# Instructions for the task
Quote the data below word for word, starting at its first line and ending with the line that contains "Segment this screenshot: for" (both included). Omit the pictures.

# Record list
▬▬▬▬▬▬

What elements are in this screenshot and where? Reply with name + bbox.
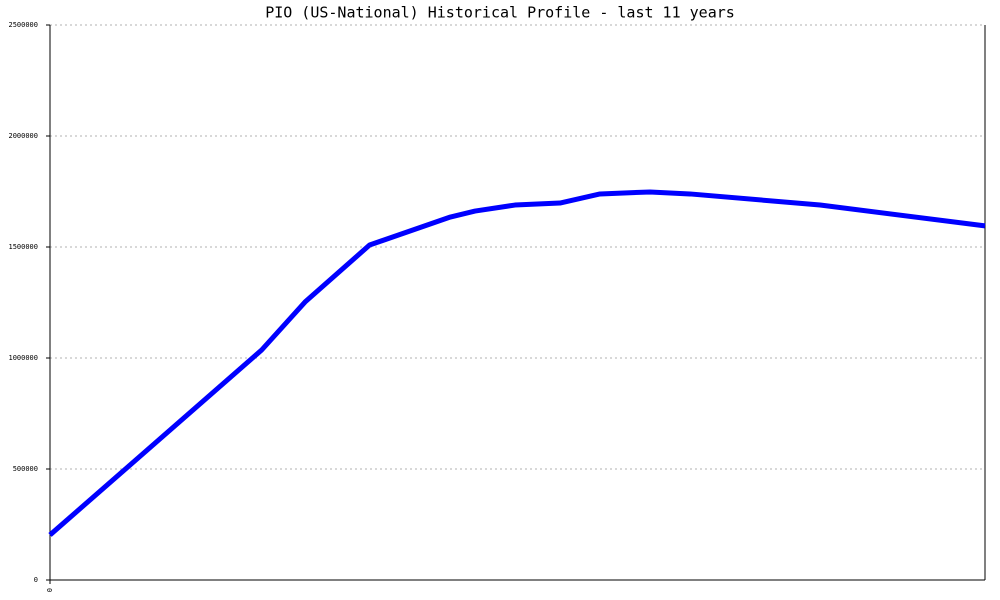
y-tick-label: 1000000: [8, 354, 38, 362]
y-tick-label: 500000: [13, 465, 38, 473]
y-tick-label: 2000000: [8, 132, 38, 140]
y-tick-label: 1500000: [8, 243, 38, 251]
chart-title: PIO (US-National) Historical Profile - l…: [265, 4, 735, 22]
y-tick-label: 0: [34, 576, 38, 584]
x-tick-label: 0: [46, 588, 54, 592]
y-tick-label: 2500000: [8, 21, 38, 29]
data-line: [48, 189, 986, 537]
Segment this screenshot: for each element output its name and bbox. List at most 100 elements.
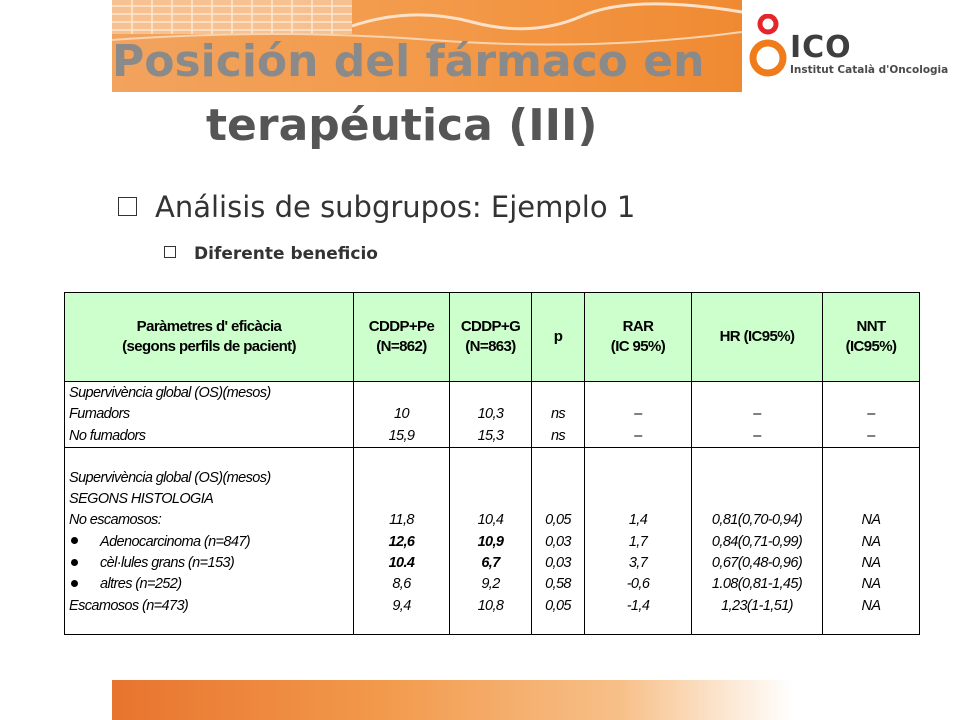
table-cell-value: 0,05 [545,597,571,614]
bullet-level2-text: Diferente beneficio [194,244,378,264]
table-row-label: Supervivència global (OS)(mesos) [69,385,271,401]
table-cell-value: – [634,427,642,444]
cell-rar: – – [584,381,692,448]
table-cell-value [354,468,449,489]
table-cell-value [450,468,531,489]
table-row-label: Supervivència global (OS)(mesos) [69,469,271,486]
bullet-level1-text: Análisis de subgrupos: Ejemplo 1 [155,190,636,224]
col-header-p: p [531,292,585,382]
table-cell-value: ns [550,406,566,423]
table-cell-value: 10,9 [477,533,504,550]
table-cell-value: NA [861,576,882,593]
cell-hr: – – [691,381,823,448]
table-cell-value: 0,84(0,71-0,99) [711,533,803,550]
building-photo [112,0,742,92]
table-cell-value [532,468,584,489]
table-cell-value [354,489,449,510]
table-cell-value: ns [550,427,566,444]
table-row-label-text: altres (n=252) [100,576,182,593]
table-cell-value: 11,8 [389,512,414,529]
table-row-label-text: Adenocarcinoma (n=847) [100,533,251,550]
table-cell-value: – [753,427,761,444]
table-row-label: SEGONS HISTOLOGIA [69,491,214,508]
ico-logo-mark-icon [749,14,787,77]
table-cell-value [585,468,691,489]
table-cell-value: – [753,406,761,423]
table-cell-value: 12,6 [388,533,415,550]
table-cell-value [450,489,531,510]
table-cell-value: 0,58 [545,576,571,593]
cell-labels: Supervivència global (OS)(mesos) SEGONS … [64,446,354,636]
table-row-label-text: cèl·lules grans (n=153) [100,555,235,572]
table-cell-value: 6,7 [481,555,500,572]
table-cell-value [585,489,691,510]
cell-cddp-pe: 11,8 12,6 10.4 8,6 9,4 [353,446,450,636]
table-row-label: No escamosos: [69,512,162,529]
table-section-histology: Supervivència global (OS)(mesos) SEGONS … [64,446,920,636]
col-header-cddp-g: CDDP+G (N=863) [449,292,532,382]
col-header-nnt: NNT (IC95%) [822,292,920,382]
cell-p: 0,05 0,03 0,03 0,58 0,05 [531,446,585,636]
table-cell-value: 0,03 [545,533,571,550]
table-cell-value: 15,3 [477,427,504,444]
table-cell-value [692,489,822,510]
header-banner-image [112,0,742,92]
page-title: Posición del fármaco en terapéutica (III… [0,28,744,160]
ico-logo: ICO Institut Català d'Oncologia [748,14,948,84]
table-cell-value: NA [861,555,882,572]
table-cell-value: 1,4 [628,512,648,529]
table-cell-value [354,383,449,404]
round-bullet-icon [71,537,78,545]
table-cell-value: 10 [394,406,410,423]
table-cell-value [450,383,531,404]
table-cell-value: -1,4 [626,597,650,614]
ico-logo-subtitle: Institut Català d'Oncologia [790,64,949,76]
table-row-label-bulleted: cèl·lules grans (n=153) [69,553,353,574]
table-row-label-bulleted: Adenocarcinoma (n=847) [69,532,353,553]
cell-nnt: NA NA NA NA NA [822,446,920,636]
table-row-label: Escamosos (n=473) [69,597,189,614]
cell-labels: Supervivència global (OS)(mesos) Fumador… [64,381,354,448]
round-bullet-icon [71,580,78,588]
col-header-parameters: Paràmetres d' eficàcia (segons perfils de… [64,292,354,382]
cell-p: ns ns [531,381,585,448]
table-cell-value: 10,8 [477,597,504,614]
table-cell-value: 0,81(0,70-0,94) [711,512,803,529]
cell-cddp-g: 10,3 15,3 [449,381,532,448]
table-cell-value [585,383,691,404]
table-cell-value: 9,2 [481,576,500,593]
table-cell-value: 3,7 [628,555,648,572]
table-cell-value: 1.08(0,81-1,45) [711,576,803,593]
table-row-label: Fumadors [69,406,130,423]
table-cell-value: – [634,406,642,423]
table-cell-value: 1,7 [628,533,648,550]
col-header-rar: RAR (IC 95%) [584,292,692,382]
footer-gradient-bar [112,680,792,720]
page-title-line1: Posición del fármaco en [112,36,705,87]
square-bullet-icon [118,196,137,216]
table-cell-value: NA [861,597,882,614]
table-row-label: No fumadors [69,427,146,444]
table-cell-value [823,383,919,404]
round-bullet-icon [71,558,78,566]
table-cell-value [692,468,822,489]
table-cell-value [692,383,822,404]
bullet-level1: Análisis de subgrupos: Ejemplo 1 [118,190,635,224]
table-cell-value: 10,4 [477,512,504,529]
table-header-row: Paràmetres d' eficàcia (segons perfils de… [64,292,920,382]
table-row-label-bulleted: altres (n=252) [69,574,353,595]
cell-rar: 1,4 1,7 3,7 -0,6 -1,4 [584,446,692,636]
table-cell-value: NA [861,533,882,550]
table-cell-value: NA [861,512,882,529]
cell-cddp-pe: 10 15,9 [353,381,450,448]
col-header-hr: HR (IC95%) [691,292,823,382]
bullet-level2: Diferente beneficio [164,244,378,264]
table-cell-value: – [867,406,875,423]
efficacy-table: Paràmetres d' eficàcia (segons perfils de… [64,292,920,636]
table-cell-value [823,468,919,489]
table-cell-value: 10,3 [477,406,504,423]
table-cell-value: 0,03 [545,555,571,572]
table-cell-value: -0,6 [626,576,650,593]
cell-hr: 0,81(0,70-0,94) 0,84(0,71-0,99) 0,67(0,4… [691,446,823,636]
table-cell-value [532,383,584,404]
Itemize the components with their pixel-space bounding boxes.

▬▬▬▬▬▬

# Task output
What elements are in this screenshot and where? Reply with name + bbox.
y-tick-label: 1000000: [8, 354, 38, 362]
y-tick-label: 500000: [13, 465, 38, 473]
y-tick-label: 2000000: [8, 132, 38, 140]
y-tick-label: 1500000: [8, 243, 38, 251]
chart-title: PIO (US-National) Historical Profile - l…: [265, 4, 735, 22]
y-tick-label: 0: [34, 576, 38, 584]
x-tick-label: 0: [46, 588, 54, 592]
y-tick-label: 2500000: [8, 21, 38, 29]
data-line: [48, 189, 986, 537]
Segment this screenshot: for each element output its name and bbox. List at most 100 elements.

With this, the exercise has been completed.